> [EXTRACTED MATERIAL]
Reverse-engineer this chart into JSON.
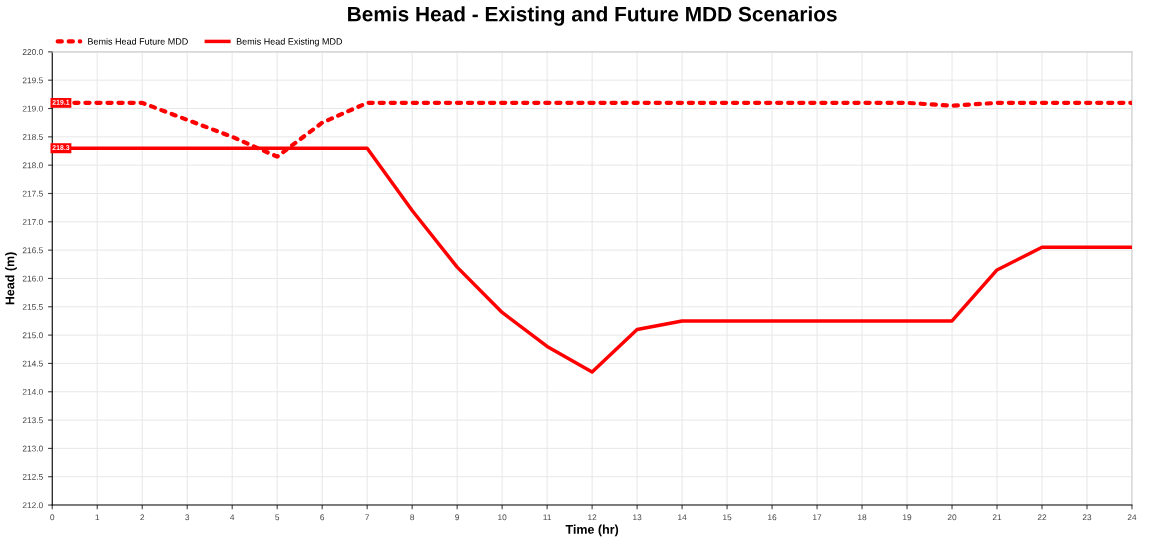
{
  "chart_data": {
    "type": "line",
    "title": "Bemis Head - Existing and Future MDD Scenarios",
    "xlabel": "Time (hr)",
    "ylabel": "Head (m)",
    "x": [
      0,
      1,
      2,
      3,
      4,
      5,
      6,
      7,
      8,
      9,
      10,
      11,
      12,
      13,
      14,
      15,
      16,
      17,
      18,
      19,
      20,
      21,
      22,
      23,
      24
    ],
    "series": [
      {
        "name": "Bemis Head Future MDD",
        "color": "#ff0000",
        "line_style": "dotted",
        "values": [
          219.1,
          219.1,
          219.1,
          218.8,
          218.5,
          218.15,
          218.75,
          219.1,
          219.1,
          219.1,
          219.1,
          219.1,
          219.1,
          219.1,
          219.1,
          219.1,
          219.1,
          219.1,
          219.1,
          219.1,
          219.05,
          219.1,
          219.1,
          219.1,
          219.1
        ],
        "value_labels": [
          "219.1",
          null,
          null,
          null,
          null,
          null,
          null,
          null,
          null,
          null,
          null,
          null,
          null,
          null,
          null,
          null,
          null,
          null,
          null,
          null,
          null,
          null,
          null,
          null,
          null
        ]
      },
      {
        "name": "Bemis Head Existing MDD",
        "color": "#ff0000",
        "line_style": "solid",
        "values": [
          218.3,
          218.3,
          218.3,
          218.3,
          218.3,
          218.3,
          218.3,
          218.3,
          217.2,
          216.2,
          215.4,
          214.8,
          214.35,
          215.1,
          215.25,
          215.25,
          215.25,
          215.25,
          215.25,
          215.25,
          215.25,
          216.15,
          216.55,
          216.55,
          216.55
        ],
        "value_labels": [
          "218.3",
          null,
          null,
          null,
          null,
          null,
          null,
          null,
          null,
          null,
          null,
          null,
          null,
          null,
          null,
          null,
          null,
          null,
          null,
          null,
          null,
          null,
          null,
          null,
          null
        ]
      }
    ],
    "xlim": [
      0,
      24
    ],
    "xticks": [
      0,
      1,
      2,
      3,
      4,
      5,
      6,
      7,
      8,
      9,
      10,
      11,
      12,
      13,
      14,
      15,
      16,
      17,
      18,
      19,
      20,
      21,
      22,
      23,
      24
    ],
    "ylim": [
      212,
      220
    ],
    "yticks": [
      "212.0",
      "212.5",
      "213.0",
      "213.5",
      "214.0",
      "214.5",
      "215.0",
      "215.5",
      "216.0",
      "216.5",
      "217.0",
      "217.5",
      "218.0",
      "218.5",
      "219.0",
      "219.5",
      "220.0"
    ],
    "grid": true,
    "legend": "top left",
    "marker": "none"
  }
}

> [REQUIRED TASK] Pull out all lines from the listing that contain the string "Head".

> [COMPLETED EXERCISE]
    "title": "Bemis Head - Existing and Future MDD Scenarios",
    "ylabel": "Head (m)",
        "name": "Bemis Head Future MDD",
        "name": "Bemis Head Existing MDD",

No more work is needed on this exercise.